— Begin GIVEN RECORDS —
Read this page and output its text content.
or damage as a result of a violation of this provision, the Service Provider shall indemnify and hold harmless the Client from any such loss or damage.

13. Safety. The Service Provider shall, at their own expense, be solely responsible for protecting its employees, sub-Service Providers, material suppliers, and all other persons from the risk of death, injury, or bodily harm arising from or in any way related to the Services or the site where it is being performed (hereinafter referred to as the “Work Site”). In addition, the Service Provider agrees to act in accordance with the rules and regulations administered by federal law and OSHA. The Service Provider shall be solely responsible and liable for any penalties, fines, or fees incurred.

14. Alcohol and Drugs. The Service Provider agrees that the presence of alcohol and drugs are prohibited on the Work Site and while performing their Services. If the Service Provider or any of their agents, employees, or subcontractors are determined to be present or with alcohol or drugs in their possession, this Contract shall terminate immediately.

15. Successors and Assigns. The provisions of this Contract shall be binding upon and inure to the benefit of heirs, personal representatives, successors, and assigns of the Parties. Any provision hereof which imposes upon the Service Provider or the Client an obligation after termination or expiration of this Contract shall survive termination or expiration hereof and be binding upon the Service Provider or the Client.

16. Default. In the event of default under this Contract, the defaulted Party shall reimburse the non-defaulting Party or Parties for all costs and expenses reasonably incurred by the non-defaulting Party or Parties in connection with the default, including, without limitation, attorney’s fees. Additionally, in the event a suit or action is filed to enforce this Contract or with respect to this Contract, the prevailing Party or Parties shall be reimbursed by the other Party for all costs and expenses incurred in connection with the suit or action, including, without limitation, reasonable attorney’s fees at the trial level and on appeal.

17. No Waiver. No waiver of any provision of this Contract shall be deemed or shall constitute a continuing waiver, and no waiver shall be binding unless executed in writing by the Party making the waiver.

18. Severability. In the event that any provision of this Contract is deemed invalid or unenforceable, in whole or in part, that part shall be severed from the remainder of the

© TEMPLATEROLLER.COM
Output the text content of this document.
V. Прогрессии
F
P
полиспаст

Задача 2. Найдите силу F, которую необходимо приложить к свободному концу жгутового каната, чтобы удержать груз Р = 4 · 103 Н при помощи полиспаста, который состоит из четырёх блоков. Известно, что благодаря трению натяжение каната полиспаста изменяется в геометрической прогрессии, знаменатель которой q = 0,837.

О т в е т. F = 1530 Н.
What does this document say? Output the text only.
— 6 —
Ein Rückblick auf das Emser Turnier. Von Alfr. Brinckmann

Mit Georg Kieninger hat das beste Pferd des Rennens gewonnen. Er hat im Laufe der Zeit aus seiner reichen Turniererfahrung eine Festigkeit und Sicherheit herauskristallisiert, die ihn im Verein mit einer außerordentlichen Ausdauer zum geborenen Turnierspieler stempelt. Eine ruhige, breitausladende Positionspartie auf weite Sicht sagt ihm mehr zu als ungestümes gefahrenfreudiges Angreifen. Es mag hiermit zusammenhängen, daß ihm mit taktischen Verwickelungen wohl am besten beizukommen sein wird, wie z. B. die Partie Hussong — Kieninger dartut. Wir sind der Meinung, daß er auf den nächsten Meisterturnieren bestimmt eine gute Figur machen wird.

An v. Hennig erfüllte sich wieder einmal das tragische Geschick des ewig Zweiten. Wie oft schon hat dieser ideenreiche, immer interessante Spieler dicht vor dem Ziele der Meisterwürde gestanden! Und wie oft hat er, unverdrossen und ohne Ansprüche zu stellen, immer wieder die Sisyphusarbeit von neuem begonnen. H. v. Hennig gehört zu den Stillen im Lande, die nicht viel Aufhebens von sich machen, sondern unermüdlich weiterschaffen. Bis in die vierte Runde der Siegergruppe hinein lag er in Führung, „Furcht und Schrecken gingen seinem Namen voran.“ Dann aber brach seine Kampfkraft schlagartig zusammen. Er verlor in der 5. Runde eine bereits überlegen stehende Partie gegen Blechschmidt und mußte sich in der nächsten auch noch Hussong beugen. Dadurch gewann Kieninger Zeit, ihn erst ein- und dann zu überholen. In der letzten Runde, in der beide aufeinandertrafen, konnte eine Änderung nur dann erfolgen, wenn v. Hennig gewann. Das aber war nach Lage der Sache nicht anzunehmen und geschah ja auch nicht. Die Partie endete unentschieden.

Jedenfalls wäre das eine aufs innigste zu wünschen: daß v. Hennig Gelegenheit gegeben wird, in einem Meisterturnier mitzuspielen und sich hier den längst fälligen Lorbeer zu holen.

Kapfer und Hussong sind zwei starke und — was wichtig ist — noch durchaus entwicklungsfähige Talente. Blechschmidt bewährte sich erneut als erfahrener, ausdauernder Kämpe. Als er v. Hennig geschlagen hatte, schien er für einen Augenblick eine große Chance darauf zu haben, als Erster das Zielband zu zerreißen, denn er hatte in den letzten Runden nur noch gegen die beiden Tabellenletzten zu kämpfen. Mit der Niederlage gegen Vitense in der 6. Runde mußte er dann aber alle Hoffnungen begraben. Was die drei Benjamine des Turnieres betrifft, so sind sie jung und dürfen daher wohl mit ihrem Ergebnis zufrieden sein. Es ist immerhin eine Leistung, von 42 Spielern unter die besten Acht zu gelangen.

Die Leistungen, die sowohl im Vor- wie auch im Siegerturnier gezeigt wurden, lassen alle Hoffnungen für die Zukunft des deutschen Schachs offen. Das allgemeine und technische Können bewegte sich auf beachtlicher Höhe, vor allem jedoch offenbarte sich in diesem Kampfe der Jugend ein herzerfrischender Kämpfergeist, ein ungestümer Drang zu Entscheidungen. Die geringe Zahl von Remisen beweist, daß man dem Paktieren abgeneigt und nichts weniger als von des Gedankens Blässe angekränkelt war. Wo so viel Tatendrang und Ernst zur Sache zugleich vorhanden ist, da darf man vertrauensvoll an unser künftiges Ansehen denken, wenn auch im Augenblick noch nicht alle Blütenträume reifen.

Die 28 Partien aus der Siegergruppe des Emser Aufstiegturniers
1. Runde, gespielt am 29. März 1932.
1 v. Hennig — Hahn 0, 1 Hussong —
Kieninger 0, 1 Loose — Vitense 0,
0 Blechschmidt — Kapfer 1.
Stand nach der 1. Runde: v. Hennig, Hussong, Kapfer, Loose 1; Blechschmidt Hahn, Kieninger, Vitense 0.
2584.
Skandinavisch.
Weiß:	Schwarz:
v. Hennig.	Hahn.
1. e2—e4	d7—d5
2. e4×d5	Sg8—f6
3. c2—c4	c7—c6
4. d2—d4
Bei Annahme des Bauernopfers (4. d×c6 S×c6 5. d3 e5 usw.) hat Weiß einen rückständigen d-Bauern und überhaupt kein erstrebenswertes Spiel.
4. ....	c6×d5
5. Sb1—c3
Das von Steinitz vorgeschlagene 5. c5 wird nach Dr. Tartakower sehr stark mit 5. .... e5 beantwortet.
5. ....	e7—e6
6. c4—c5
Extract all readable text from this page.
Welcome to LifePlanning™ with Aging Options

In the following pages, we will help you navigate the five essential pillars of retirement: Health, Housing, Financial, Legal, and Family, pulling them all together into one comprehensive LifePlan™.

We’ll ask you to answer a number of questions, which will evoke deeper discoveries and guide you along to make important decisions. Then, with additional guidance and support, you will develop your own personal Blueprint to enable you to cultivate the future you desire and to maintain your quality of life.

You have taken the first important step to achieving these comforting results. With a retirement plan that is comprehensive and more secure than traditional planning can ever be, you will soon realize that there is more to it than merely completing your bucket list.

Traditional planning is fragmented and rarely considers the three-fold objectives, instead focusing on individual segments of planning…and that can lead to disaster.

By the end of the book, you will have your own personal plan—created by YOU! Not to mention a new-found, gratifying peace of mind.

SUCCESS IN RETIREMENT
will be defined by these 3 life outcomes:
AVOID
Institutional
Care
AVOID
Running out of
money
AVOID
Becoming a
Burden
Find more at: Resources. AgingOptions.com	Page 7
— End GIVEN RECORDS —
### WRITTEN REQUEST
Reproduce all the records precisely.

### THE RESPONSE
Read this page and output its text content.
or damage as a result of a violation of this provision, the Service Provider shall indemnify and hold harmless the Client from any such loss or damage.

13. Safety. The Service Provider shall, at their own expense, be solely responsible for protecting its employees, sub-Service Providers, material suppliers, and all other persons from the risk of death, injury, or bodily harm arising from or in any way related to the Services or the site where it is being performed (hereinafter referred to as the “Work Site”). In addition, the Service Provider agrees to act in accordance with the rules and regulations administered by federal law and OSHA. The Service Provider shall be solely responsible and liable for any penalties, fines, or fees incurred.

14. Alcohol and Drugs. The Service Provider agrees that the presence of alcohol and drugs are prohibited on the Work Site and while performing their Services. If the Service Provider or any of their agents, employees, or subcontractors are determined to be present or with alcohol or drugs in their possession, this Contract shall terminate immediately.

15. Successors and Assigns. The provisions of this Contract shall be binding upon and inure to the benefit of heirs, personal representatives, successors, and assigns of the Parties. Any provision hereof which imposes upon the Service Provider or the Client an obligation after termination or expiration of this Contract shall survive termination or expiration hereof and be binding upon the Service Provider or the Client.

16. Default. In the event of default under this Contract, the defaulted Party shall reimburse the non-defaulting Party or Parties for all costs and expenses reasonably incurred by the non-defaulting Party or Parties in connection with the default, including, without limitation, attorney’s fees. Additionally, in the event a suit or action is filed to enforce this Contract or with respect to this Contract, the prevailing Party or Parties shall be reimbursed by the other Party for all costs and expenses incurred in connection with the suit or action, including, without limitation, reasonable attorney’s fees at the trial level and on appeal.

17. No Waiver. No waiver of any provision of this Contract shall be deemed or shall constitute a continuing waiver, and no waiver shall be binding unless executed in writing by the Party making the waiver.

18. Severability. In the event that any provision of this Contract is deemed invalid or unenforceable, in whole or in part, that part shall be severed from the remainder of the

© TEMPLATEROLLER.COM
Output the text content of this document.
V. Прогрессии
F
P
полиспаст

Задача 2. Найдите силу F, которую необходимо приложить к свободному концу жгутового каната, чтобы удержать груз Р = 4 · 103 Н при помощи полиспаста, который состоит из четырёх блоков. Известно, что благодаря трению натяжение каната полиспаста изменяется в геометрической прогрессии, знаменатель которой q = 0,837.

О т в е т. F = 1530 Н.
What does this document say? Output the text only.
— 6 —
Ein Rückblick auf das Emser Turnier. Von Alfr. Brinckmann

Mit Georg Kieninger hat das beste Pferd des Rennens gewonnen. Er hat im Laufe der Zeit aus seiner reichen Turniererfahrung eine Festigkeit und Sicherheit herauskristallisiert, die ihn im Verein mit einer außerordentlichen Ausdauer zum geborenen Turnierspieler stempelt. Eine ruhige, breitausladende Positionspartie auf weite Sicht sagt ihm mehr zu als ungestümes gefahrenfreudiges Angreifen. Es mag hiermit zusammenhängen, daß ihm mit taktischen Verwickelungen wohl am besten beizukommen sein wird, wie z. B. die Partie Hussong — Kieninger dartut. Wir sind der Meinung, daß er auf den nächsten Meisterturnieren bestimmt eine gute Figur machen wird.

An v. Hennig erfüllte sich wieder einmal das tragische Geschick des ewig Zweiten. Wie oft schon hat dieser ideenreiche, immer interessante Spieler dicht vor dem Ziele der Meisterwürde gestanden! Und wie oft hat er, unverdrossen und ohne Ansprüche zu stellen, immer wieder die Sisyphusarbeit von neuem begonnen. H. v. Hennig gehört zu den Stillen im Lande, die nicht viel Aufhebens von sich machen, sondern unermüdlich weiterschaffen. Bis in die vierte Runde der Siegergruppe hinein lag er in Führung, „Furcht und Schrecken gingen seinem Namen voran.“ Dann aber brach seine Kampfkraft schlagartig zusammen. Er verlor in der 5. Runde eine bereits überlegen stehende Partie gegen Blechschmidt und mußte sich in der nächsten auch noch Hussong beugen. Dadurch gewann Kieninger Zeit, ihn erst ein- und dann zu überholen. In der letzten Runde, in der beide aufeinandertrafen, konnte eine Änderung nur dann erfolgen, wenn v. Hennig gewann. Das aber war nach Lage der Sache nicht anzunehmen und geschah ja auch nicht. Die Partie endete unentschieden.

Jedenfalls wäre das eine aufs innigste zu wünschen: daß v. Hennig Gelegenheit gegeben wird, in einem Meisterturnier mitzuspielen und sich hier den längst fälligen Lorbeer zu holen.

Kapfer und Hussong sind zwei starke und — was wichtig ist — noch durchaus entwicklungsfähige Talente. Blechschmidt bewährte sich erneut als erfahrener, ausdauernder Kämpe. Als er v. Hennig geschlagen hatte, schien er für einen Augenblick eine große Chance darauf zu haben, als Erster das Zielband zu zerreißen, denn er hatte in den letzten Runden nur noch gegen die beiden Tabellenletzten zu kämpfen. Mit der Niederlage gegen Vitense in der 6. Runde mußte er dann aber alle Hoffnungen begraben. Was die drei Benjamine des Turnieres betrifft, so sind sie jung und dürfen daher wohl mit ihrem Ergebnis zufrieden sein. Es ist immerhin eine Leistung, von 42 Spielern unter die besten Acht zu gelangen.

Die Leistungen, die sowohl im Vor- wie auch im Siegerturnier gezeigt wurden, lassen alle Hoffnungen für die Zukunft des deutschen Schachs offen. Das allgemeine und technische Können bewegte sich auf beachtlicher Höhe, vor allem jedoch offenbarte sich in diesem Kampfe der Jugend ein herzerfrischender Kämpfergeist, ein ungestümer Drang zu Entscheidungen. Die geringe Zahl von Remisen beweist, daß man dem Paktieren abgeneigt und nichts weniger als von des Gedankens Blässe angekränkelt war. Wo so viel Tatendrang und Ernst zur Sache zugleich vorhanden ist, da darf man vertrauensvoll an unser künftiges Ansehen denken, wenn auch im Augenblick noch nicht alle Blütenträume reifen.

Die 28 Partien aus der Siegergruppe des Emser Aufstiegturniers
1. Runde, gespielt am 29. März 1932.
1 v. Hennig — Hahn 0, 1 Hussong —
Kieninger 0, 1 Loose — Vitense 0,
0 Blechschmidt — Kapfer 1.
Stand nach der 1. Runde: v. Hennig, Hussong, Kapfer, Loose 1; Blechschmidt Hahn, Kieninger, Vitense 0.
2584.
Skandinavisch.
Weiß:	Schwarz:
v. Hennig.	Hahn.
1. e2—e4	d7—d5
2. e4×d5	Sg8—f6
3. c2—c4	c7—c6
4. d2—d4
Bei Annahme des Bauernopfers (4. d×c6 S×c6 5. d3 e5 usw.) hat Weiß einen rückständigen d-Bauern und überhaupt kein erstrebenswertes Spiel.
4. ....	c6×d5
5. Sb1—c3
Das von Steinitz vorgeschlagene 5. c5 wird nach Dr. Tartakower sehr stark mit 5. .... e5 beantwortet.
5. ....	e7—e6
6. c4—c5
Extract all readable text from this page.
Welcome to LifePlanning™ with Aging Options

In the following pages, we will help you navigate the five essential pillars of retirement: Health, Housing, Financial, Legal, and Family, pulling them all together into one comprehensive LifePlan™.

We’ll ask you to answer a number of questions, which will evoke deeper discoveries and guide you along to make important decisions. Then, with additional guidance and support, you will develop your own personal Blueprint to enable you to cultivate the future you desire and to maintain your quality of life.

You have taken the first important step to achieving these comforting results. With a retirement plan that is comprehensive and more secure than traditional planning can ever be, you will soon realize that there is more to it than merely completing your bucket list.

Traditional planning is fragmented and rarely considers the three-fold objectives, instead focusing on individual segments of planning…and that can lead to disaster.

By the end of the book, you will have your own personal plan—created by YOU! Not to mention a new-found, gratifying peace of mind.

SUCCESS IN RETIREMENT
will be defined by these 3 life outcomes:
AVOID
Institutional
Care
AVOID
Running out of
money
AVOID
Becoming a
Burden
Find more at: Resources. AgingOptions.com	Page 7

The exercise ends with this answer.